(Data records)
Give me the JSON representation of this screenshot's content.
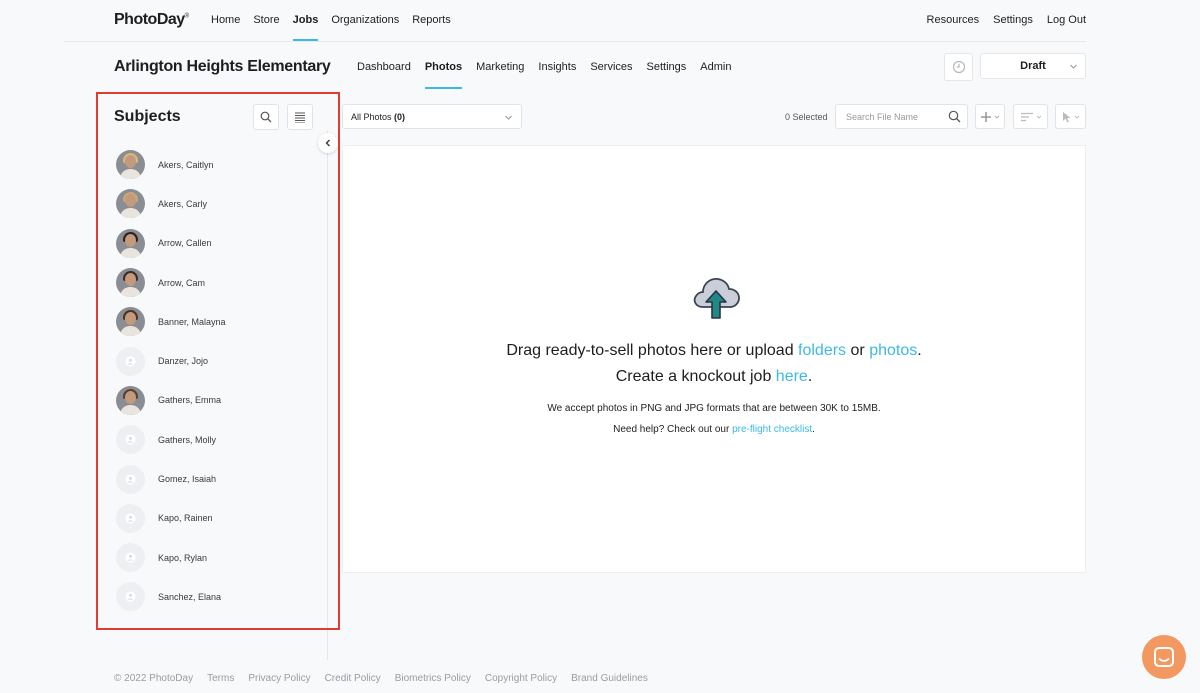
{
  "brand": {
    "name": "PhotoDay",
    "mark": "®"
  },
  "main_nav": [
    "Home",
    "Store",
    "Jobs",
    "Organizations",
    "Reports"
  ],
  "main_nav_active": "Jobs",
  "right_nav": [
    "Resources",
    "Settings",
    "Log Out"
  ],
  "job": {
    "title": "Arlington Heights Elementary",
    "tabs": [
      "Dashboard",
      "Photos",
      "Marketing",
      "Insights",
      "Services",
      "Settings",
      "Admin"
    ],
    "active_tab": "Photos",
    "status": "Draft"
  },
  "sidebar": {
    "title": "Subjects",
    "highlight_color": "#e13b34",
    "subjects": [
      {
        "name": "Akers, Caitlyn",
        "photo": true,
        "hair": "#d9b878"
      },
      {
        "name": "Akers, Carly",
        "photo": true,
        "hair": "#c9a873"
      },
      {
        "name": "Arrow, Callen",
        "photo": true,
        "hair": "#2a221c"
      },
      {
        "name": "Arrow, Cam",
        "photo": true,
        "hair": "#3a2e24"
      },
      {
        "name": "Banner, Malayna",
        "photo": true,
        "hair": "#4a3426"
      },
      {
        "name": "Danzer, Jojo",
        "photo": false
      },
      {
        "name": "Gathers, Emma",
        "photo": true,
        "hair": "#5a4030"
      },
      {
        "name": "Gathers, Molly",
        "photo": false
      },
      {
        "name": "Gomez, Isaiah",
        "photo": false
      },
      {
        "name": "Kapo, Rainen",
        "photo": false
      },
      {
        "name": "Kapo, Rylan",
        "photo": false
      },
      {
        "name": "Sanchez, Elana",
        "photo": false
      }
    ]
  },
  "toolbar": {
    "filter_label": "All Photos",
    "filter_count": "(0)",
    "selected": "0 Selected",
    "search_placeholder": "Search File Name"
  },
  "dropzone": {
    "line1_pre": "Drag ready-to-sell photos here or upload ",
    "line1_link1": "folders",
    "line1_mid": " or ",
    "line1_link2": "photos",
    "line1_post": ".",
    "line2_pre": "Create a knockout job ",
    "line2_link": "here",
    "line2_post": ".",
    "line3": "We accept photos in PNG and JPG formats that are between 30K to 15MB.",
    "line4_pre": "Need help? Check out our ",
    "line4_link": "pre-flight checklist",
    "line4_post": "."
  },
  "footer": [
    "© 2022 PhotoDay",
    "Terms",
    "Privacy Policy",
    "Credit Policy",
    "Biometrics Policy",
    "Copyright Policy",
    "Brand Guidelines"
  ],
  "colors": {
    "accent": "#3eb8e6",
    "chat": "#f29860",
    "upload_arrow": "#1f8a85"
  }
}
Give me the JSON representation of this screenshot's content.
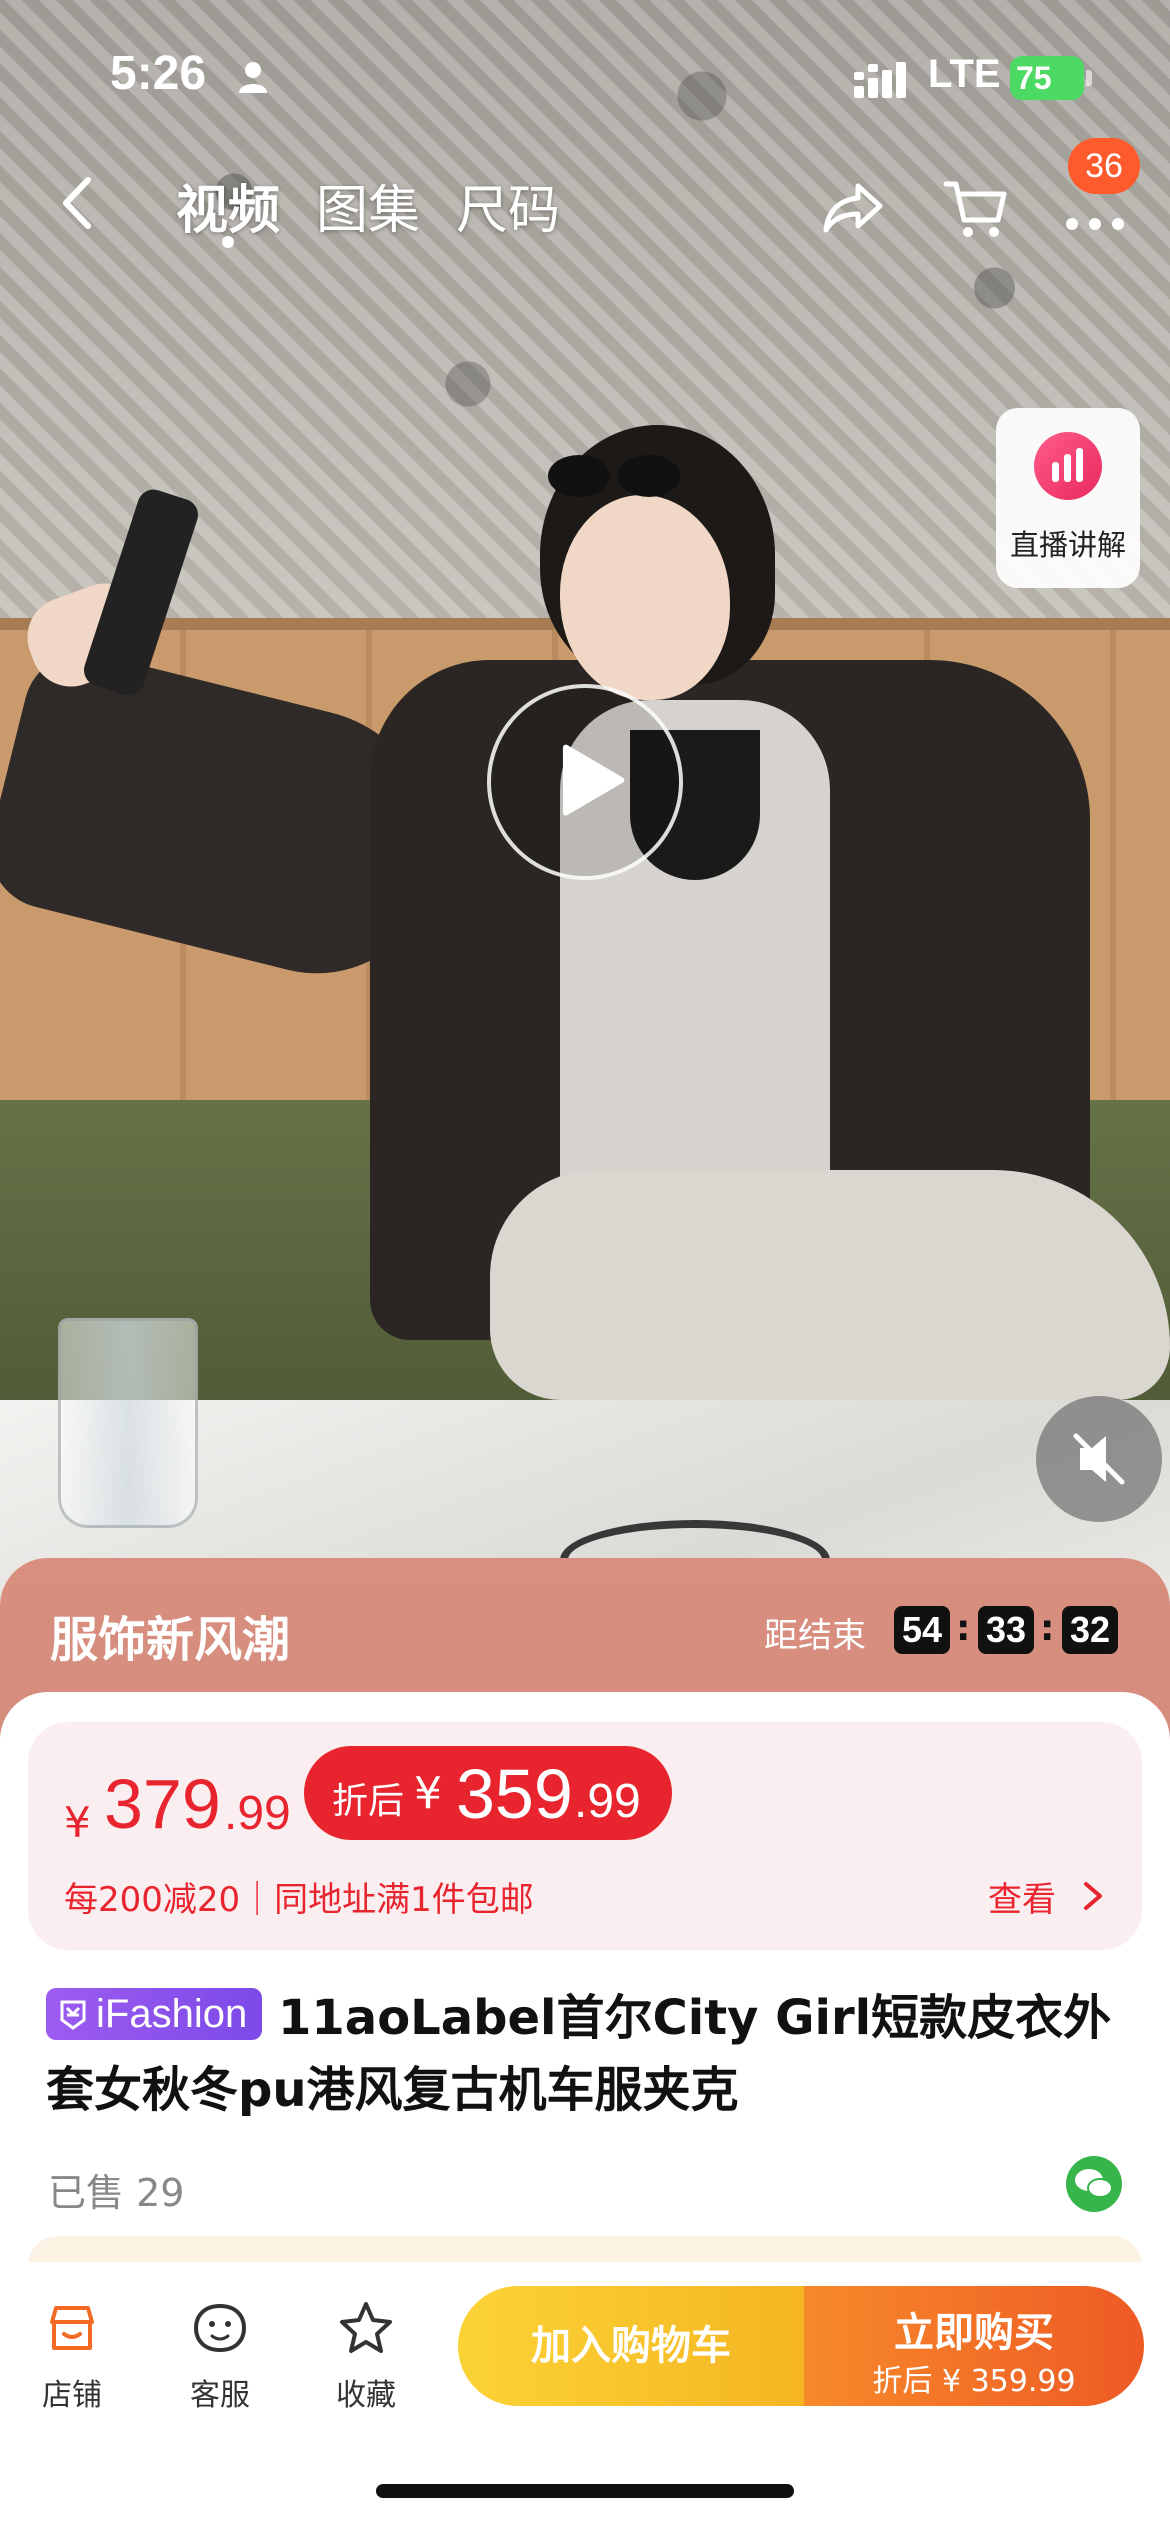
{
  "status_bar": {
    "time": "5:26",
    "network": "LTE",
    "battery": "75"
  },
  "nav": {
    "tabs": [
      "视频",
      "图集",
      "尺码"
    ],
    "active_tab": "视频",
    "more_badge": "36"
  },
  "live_explain": {
    "label": "直播讲解"
  },
  "promo": {
    "title": "服饰新风潮",
    "ends_label": "距结束",
    "countdown": [
      "54",
      "33",
      "32"
    ]
  },
  "price": {
    "currency": "¥",
    "original_int": "379",
    "original_dec": ".99",
    "after_label": "折后",
    "after_int": "359",
    "after_dec": ".99",
    "rules": "每200减20｜同地址满1件包邮",
    "view_label": "查看"
  },
  "product": {
    "brand_tag": "iFashion",
    "title": "11aoLabel首尔City Girl短款皮衣外套女秋冬pu港风复古机车服夹克",
    "sold": "已售 29"
  },
  "bottom_bar": {
    "store": "店铺",
    "service": "客服",
    "favorite": "收藏",
    "add_to_cart": "加入购物车",
    "buy_now": "立即购买",
    "buy_now_sub": "折后 ¥ 359.99"
  },
  "colors": {
    "accent_red": "#e8252f",
    "cart_yellow": "#f5b522",
    "buy_orange": "#ee5a24",
    "promo_banner": "#d98f7f",
    "brand_purple": "#8b52ee"
  }
}
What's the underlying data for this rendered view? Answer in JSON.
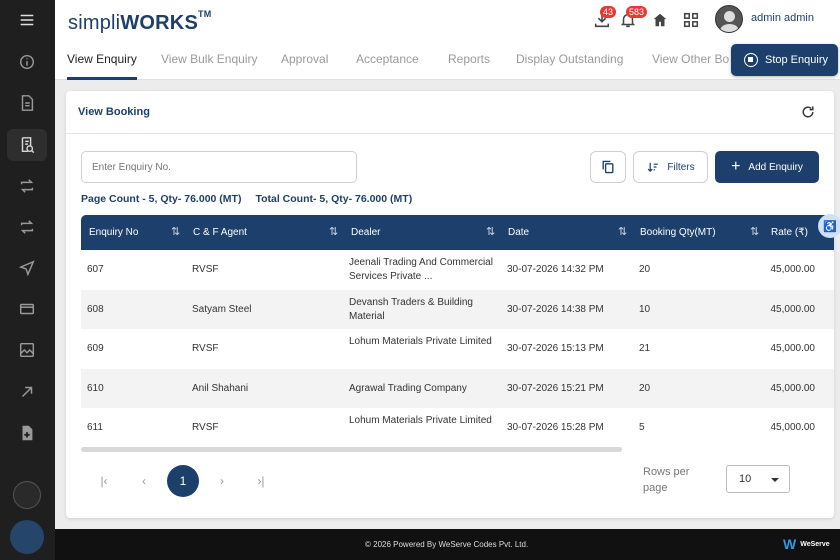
{
  "header": {
    "logo_main": "simpli",
    "logo_bold": "WORKS",
    "logo_tm": "TM",
    "download_badge": "43",
    "notification_badge": "583",
    "user_name": "admin admin"
  },
  "tabs": [
    "View Enquiry",
    "View Bulk Enquiry",
    "Approval",
    "Acceptance",
    "Reports",
    "Display Outstanding",
    "View Other Bo"
  ],
  "stop_enquiry_label": "Stop Enquiry",
  "card": {
    "title": "View Booking",
    "search_placeholder": "Enter Enquiry No.",
    "filters_label": "Filters",
    "add_label": "Add Enquiry",
    "page_count": "Page Count - 5, Qty- 76.000 (MT)",
    "total_count": "Total Count- 5, Qty- 76.000 (MT)"
  },
  "table": {
    "columns": [
      "Enquiry No",
      "C & F Agent",
      "Dealer",
      "Date",
      "Booking Qty(MT)",
      "Rate (₹)"
    ],
    "rows": [
      {
        "enquiry_no": "607",
        "agent": "RVSF",
        "dealer": "Jeenali Trading And Commercial Services Private ...",
        "date": "30-07-2026 14:32 PM",
        "qty": "20",
        "rate": "45,000.00"
      },
      {
        "enquiry_no": "608",
        "agent": "Satyam Steel",
        "dealer": "Devansh Traders & Building Material",
        "date": "30-07-2026 14:38 PM",
        "qty": "10",
        "rate": "45,000.00"
      },
      {
        "enquiry_no": "609",
        "agent": "RVSF",
        "dealer": "Lohum Materials Private Limited",
        "date": "30-07-2026 15:13 PM",
        "qty": "21",
        "rate": "45,000.00"
      },
      {
        "enquiry_no": "610",
        "agent": "Anil Shahani",
        "dealer": "Agrawal Trading Company",
        "date": "30-07-2026 15:21 PM",
        "qty": "20",
        "rate": "45,000.00"
      },
      {
        "enquiry_no": "611",
        "agent": "RVSF",
        "dealer": "Lohum Materials Private Limited",
        "date": "30-07-2026 15:28 PM",
        "qty": "5",
        "rate": "45,000.00"
      }
    ]
  },
  "pagination": {
    "current_page": "1",
    "rows_per_page_label": "Rows per page",
    "rows_per_page": "10"
  },
  "footer": {
    "text": "© 2026 Powered By WeServe Codes Pvt. Ltd.",
    "logo": "WeServe"
  },
  "accessibility_glyph": "♿"
}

▶ Exercise goal: The records above must be printed exactly; the pictures stay out.

▶ Final result:
Give me the JSON representation of this screenshot's content.
{
  "brand": {
    "name": "PhotoDay",
    "mark": "®"
  },
  "main_nav": [
    "Home",
    "Store",
    "Jobs",
    "Organizations",
    "Reports"
  ],
  "main_nav_active": "Jobs",
  "right_nav": [
    "Resources",
    "Settings",
    "Log Out"
  ],
  "job": {
    "title": "Arlington Heights Elementary",
    "tabs": [
      "Dashboard",
      "Photos",
      "Marketing",
      "Insights",
      "Services",
      "Settings",
      "Admin"
    ],
    "active_tab": "Photos",
    "status": "Draft"
  },
  "sidebar": {
    "title": "Subjects",
    "highlight_color": "#e13b34",
    "subjects": [
      {
        "name": "Akers, Caitlyn",
        "photo": true,
        "hair": "#d9b878"
      },
      {
        "name": "Akers, Carly",
        "photo": true,
        "hair": "#c9a873"
      },
      {
        "name": "Arrow, Callen",
        "photo": true,
        "hair": "#2a221c"
      },
      {
        "name": "Arrow, Cam",
        "photo": true,
        "hair": "#3a2e24"
      },
      {
        "name": "Banner, Malayna",
        "photo": true,
        "hair": "#4a3426"
      },
      {
        "name": "Danzer, Jojo",
        "photo": false
      },
      {
        "name": "Gathers, Emma",
        "photo": true,
        "hair": "#5a4030"
      },
      {
        "name": "Gathers, Molly",
        "photo": false
      },
      {
        "name": "Gomez, Isaiah",
        "photo": false
      },
      {
        "name": "Kapo, Rainen",
        "photo": false
      },
      {
        "name": "Kapo, Rylan",
        "photo": false
      },
      {
        "name": "Sanchez, Elana",
        "photo": false
      }
    ]
  },
  "toolbar": {
    "filter_label": "All Photos",
    "filter_count": "(0)",
    "selected": "0 Selected",
    "search_placeholder": "Search File Name"
  },
  "dropzone": {
    "line1_pre": "Drag ready-to-sell photos here or upload ",
    "line1_link1": "folders",
    "line1_mid": " or ",
    "line1_link2": "photos",
    "line1_post": ".",
    "line2_pre": "Create a knockout job ",
    "line2_link": "here",
    "line2_post": ".",
    "line3": "We accept photos in PNG and JPG formats that are between 30K to 15MB.",
    "line4_pre": "Need help? Check out our ",
    "line4_link": "pre-flight checklist",
    "line4_post": "."
  },
  "footer": [
    "© 2022 PhotoDay",
    "Terms",
    "Privacy Policy",
    "Credit Policy",
    "Biometrics Policy",
    "Copyright Policy",
    "Brand Guidelines"
  ],
  "colors": {
    "accent": "#3eb8e6",
    "chat": "#f29860",
    "upload_arrow": "#1f8a85"
  }
}
Give me the JSON representation of this screenshot's content.
{
  "status_bar": {
    "time": "5:26",
    "network": "LTE",
    "battery": "75"
  },
  "nav": {
    "tabs": [
      "视频",
      "图集",
      "尺码"
    ],
    "active_tab": "视频",
    "more_badge": "36"
  },
  "live_explain": {
    "label": "直播讲解"
  },
  "promo": {
    "title": "服饰新风潮",
    "ends_label": "距结束",
    "countdown": [
      "54",
      "33",
      "32"
    ]
  },
  "price": {
    "currency": "¥",
    "original_int": "379",
    "original_dec": ".99",
    "after_label": "折后",
    "after_int": "359",
    "after_dec": ".99",
    "rules": "每200减20｜同地址满1件包邮",
    "view_label": "查看"
  },
  "product": {
    "brand_tag": "iFashion",
    "title": "11aoLabel首尔City Girl短款皮衣外套女秋冬pu港风复古机车服夹克",
    "sold": "已售 29"
  },
  "bottom_bar": {
    "store": "店铺",
    "service": "客服",
    "favorite": "收藏",
    "add_to_cart": "加入购物车",
    "buy_now": "立即购买",
    "buy_now_sub": "折后 ¥ 359.99"
  },
  "colors": {
    "accent_red": "#e8252f",
    "cart_yellow": "#f5b522",
    "buy_orange": "#ee5a24",
    "promo_banner": "#d98f7f",
    "brand_purple": "#8b52ee"
  }
}
What's the underlying data for this rendered view? Answer in JSON.
{
  "header": {
    "logo_main": "simpli",
    "logo_bold": "WORKS",
    "logo_tm": "TM",
    "download_badge": "43",
    "notification_badge": "583",
    "user_name": "admin admin"
  },
  "tabs": [
    "View Enquiry",
    "View Bulk Enquiry",
    "Approval",
    "Acceptance",
    "Reports",
    "Display Outstanding",
    "View Other Bo"
  ],
  "stop_enquiry_label": "Stop Enquiry",
  "card": {
    "title": "View Booking",
    "search_placeholder": "Enter Enquiry No.",
    "filters_label": "Filters",
    "add_label": "Add Enquiry",
    "page_count": "Page Count - 5, Qty- 76.000 (MT)",
    "total_count": "Total Count- 5, Qty- 76.000 (MT)"
  },
  "table": {
    "columns": [
      "Enquiry No",
      "C & F Agent",
      "Dealer",
      "Date",
      "Booking Qty(MT)",
      "Rate (₹)"
    ],
    "rows": [
      {
        "enquiry_no": "607",
        "agent": "RVSF",
        "dealer": "Jeenali Trading And Commercial Services Private ...",
        "date": "30-07-2026 14:32 PM",
        "qty": "20",
        "rate": "45,000.00"
      },
      {
        "enquiry_no": "608",
        "agent": "Satyam Steel",
        "dealer": "Devansh Traders & Building Material",
        "date": "30-07-2026 14:38 PM",
        "qty": "10",
        "rate": "45,000.00"
      },
      {
        "enquiry_no": "609",
        "agent": "RVSF",
        "dealer": "Lohum Materials Private Limited",
        "date": "30-07-2026 15:13 PM",
        "qty": "21",
        "rate": "45,000.00"
      },
      {
        "enquiry_no": "610",
        "agent": "Anil Shahani",
        "dealer": "Agrawal Trading Company",
        "date": "30-07-2026 15:21 PM",
        "qty": "20",
        "rate": "45,000.00"
      },
      {
        "enquiry_no": "611",
        "agent": "RVSF",
        "dealer": "Lohum Materials Private Limited",
        "date": "30-07-2026 15:28 PM",
        "qty": "5",
        "rate": "45,000.00"
      }
    ]
  },
  "pagination": {
    "current_page": "1",
    "rows_per_page_label": "Rows per page",
    "rows_per_page": "10"
  },
  "footer": {
    "text": "© 2026 Powered By WeServe Codes Pvt. Ltd.",
    "logo": "WeServe"
  },
  "accessibility_glyph": "♿"
}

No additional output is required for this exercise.